*** Opening Document text ***
Garrison information
- Garrison: 46th Independent Radio-Technical Unit

= Balkhash Radar Station =

Radar station in Kazakhstan

Balkhash Radar Station (also described as Sary Shagan radar node and Balkhash-9) is the site of two generations of Soviet and Russian early warning radars. It is located on the west coast of Lake Balkhash near Sary Shagan test site in Kazakhstan. Although it was used for monitoring satellites in low Earth orbit it was mainly a key part of the Russian system of warning against missile attack. It provided coverage of western and central China, India, Pakistan and submarine missile launches in the Bay of Bengal. There have been six radars at this site, the last one was removed from service on 1 June 2020, and it was run by the Russian Space Forces.

The military townlet for the station is called Balkhash-9 (Балхаш-9). The station is 13 km east of the village of Gulshat in Karagandy Province and 90 km north east of Priozersk, the main town for Sary Shagan.

==Space surveillance==

Balkhash was founded as OS-2, a space surveillance site with four Dnestr (NATO codename "Hen House") radar stations, which were started in 1964 and tested in 1968. It could detect satellites at an altitude of up to 3000 km. The prototype Dnestr radar, TsSO-P, was built nearby on the Sary Shagan test site .

In 1967-8 a Dnepr early warning radar was started adjacent to the 4 Dnestr radars and it was commissioned in the early 1970s.

The Dnepr radar was the last functioning radar on the site.

| Radar | Coordinates | Azimuth | Type | Built | Details |
|---|---|---|---|---|---|
| Radar 1 | 46°36′27″N 74°31′24″E﻿ / ﻿46.60741°N 74.523304°E | 270 | Dnestr | 1964-1970 | Modernised to Dnestr-M. Operation 1970. Decommissioned September 1995. Derelict. |
| Radar 2 | 46°36′52″N 74°31′23″E﻿ / ﻿46.614574°N 74.523132°E | 270 | Dnestr | 1964-1968 | Operational 1968. Decommissioned January 1984. Derelict. |
| Radar 3 | 46°37′31″N 74°31′02″E﻿ / ﻿46.625333°N 74.51721°E | 60 | Dnestr | 1964-1968 | Operational 1968. Decommissioned January 1984. Derelict. |
| Radar 4 | 46°37′53″N 74°30′45″E﻿ / ﻿46.631463°N 74.512618°E | 60 | Dnestr | 1964-1968 | Operational 1968. Decommissioned September 1988. Derelict. |
| Radar 5 | 46°36′11″N 74°31′52″E﻿ / ﻿46.603076°N 74.530985°E | 180, 124 | Dnepr | 1968-1972 | Operational 1972. Modernised to Dnepr. Operational from 1974. Removed from combat alert in June 2020. |

==Second generation Daryal radar==

Balkhash had a Daryal-U radar (NATO codename "Pechora"), a bistatic phased-array early warning radar consisting of two separate large phased-array antennas 2.7 km apart. The transmitter array was 30 × 40 m and the receiver was 80 × 80 m in size. The system is a VHF system operating at a wavelength of 1.5 to 2 meters (150 to 200 MHz). The claimed range of a Daryal installation is 6000 km.
*** Closing Document text ***
» **About this task**
Pick up the Balkhash Radar Station article after its final sentence and continue it. The records are separate material, unconnected to the radar station article above.
*** Opening Records supplied ***
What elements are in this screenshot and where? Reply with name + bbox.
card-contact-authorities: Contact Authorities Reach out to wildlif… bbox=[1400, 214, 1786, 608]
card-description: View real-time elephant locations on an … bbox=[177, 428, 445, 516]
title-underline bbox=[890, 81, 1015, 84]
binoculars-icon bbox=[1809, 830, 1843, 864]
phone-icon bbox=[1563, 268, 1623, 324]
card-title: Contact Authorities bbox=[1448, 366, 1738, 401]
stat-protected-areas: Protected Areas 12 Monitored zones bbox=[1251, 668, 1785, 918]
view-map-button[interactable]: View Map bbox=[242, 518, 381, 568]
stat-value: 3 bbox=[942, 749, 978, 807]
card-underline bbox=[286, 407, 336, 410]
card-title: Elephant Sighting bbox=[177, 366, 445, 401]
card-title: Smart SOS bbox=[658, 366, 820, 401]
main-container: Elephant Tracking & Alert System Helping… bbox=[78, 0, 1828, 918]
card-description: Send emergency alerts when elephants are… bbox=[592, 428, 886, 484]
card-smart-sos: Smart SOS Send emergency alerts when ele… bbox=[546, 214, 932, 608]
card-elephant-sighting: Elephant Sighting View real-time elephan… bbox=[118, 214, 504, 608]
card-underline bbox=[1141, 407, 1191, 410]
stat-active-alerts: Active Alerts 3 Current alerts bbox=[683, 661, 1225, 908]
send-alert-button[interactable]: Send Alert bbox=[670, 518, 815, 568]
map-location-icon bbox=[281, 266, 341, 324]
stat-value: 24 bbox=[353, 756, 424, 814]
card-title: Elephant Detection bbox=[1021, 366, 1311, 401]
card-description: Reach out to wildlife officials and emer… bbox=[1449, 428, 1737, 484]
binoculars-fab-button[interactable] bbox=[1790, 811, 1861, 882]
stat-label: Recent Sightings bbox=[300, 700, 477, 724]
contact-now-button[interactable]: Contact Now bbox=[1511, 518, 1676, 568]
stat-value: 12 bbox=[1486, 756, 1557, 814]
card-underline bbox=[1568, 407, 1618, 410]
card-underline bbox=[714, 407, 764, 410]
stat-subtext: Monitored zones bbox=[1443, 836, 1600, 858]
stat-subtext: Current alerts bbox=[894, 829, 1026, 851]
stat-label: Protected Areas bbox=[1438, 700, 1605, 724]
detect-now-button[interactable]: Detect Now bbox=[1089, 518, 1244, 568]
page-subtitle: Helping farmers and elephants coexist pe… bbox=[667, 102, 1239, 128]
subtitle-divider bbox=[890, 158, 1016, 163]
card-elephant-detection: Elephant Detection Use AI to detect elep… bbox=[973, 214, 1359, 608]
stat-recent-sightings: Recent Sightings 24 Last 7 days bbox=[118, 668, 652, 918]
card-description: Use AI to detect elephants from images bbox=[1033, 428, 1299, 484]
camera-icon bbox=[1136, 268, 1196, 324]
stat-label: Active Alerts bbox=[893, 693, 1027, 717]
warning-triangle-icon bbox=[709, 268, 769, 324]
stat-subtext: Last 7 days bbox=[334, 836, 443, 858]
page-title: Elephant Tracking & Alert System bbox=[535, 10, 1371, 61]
*** Closing Records supplied ***
» **Answer for the task**
Originally, at least seven Daryal facilities were planned, however, only the first two facilities completed, Pechora and Gabala, were ever operational. Two Daryal-U type were to be built at Balkhash and Mishelevka, Irkutsk, neither were completed before the collapse of the Soviet Union.

| Coordinates | Azimuth | Type | Built |
|---|---|---|---|
| 46°35′19.48″N 74°27′59.19″E﻿ / ﻿46.5887444°N 74.4664417°E transmitter 46°36′2.70″N 74°29′51.67″E﻿ / ﻿46.6007500°N 74.4976861°E receiver | 152° (estimated) | Daryal-U | 1982-1994 |

The Balkhash Daryal started in 1982. Some testing started in 1991 and then stopped in 1994. In 2002 the never operational radar transferred to Kazakhstan who were left with the responsibility to demolish it. The radar was heavily looted and the receiver building ("building no. 2") burnt down in September 2004. It further collapsed whilst being looted in January 2010, killing one.

The Daryal contained organic pollutant polychlorinated biphenyl in its capacitors. The Kazakh government allocated $7 million to dispose of these and former Kazakh environment minister Nurlan Iskakov was convicted of embezzlement and sentenced to four years in prison relating to this money in 2009.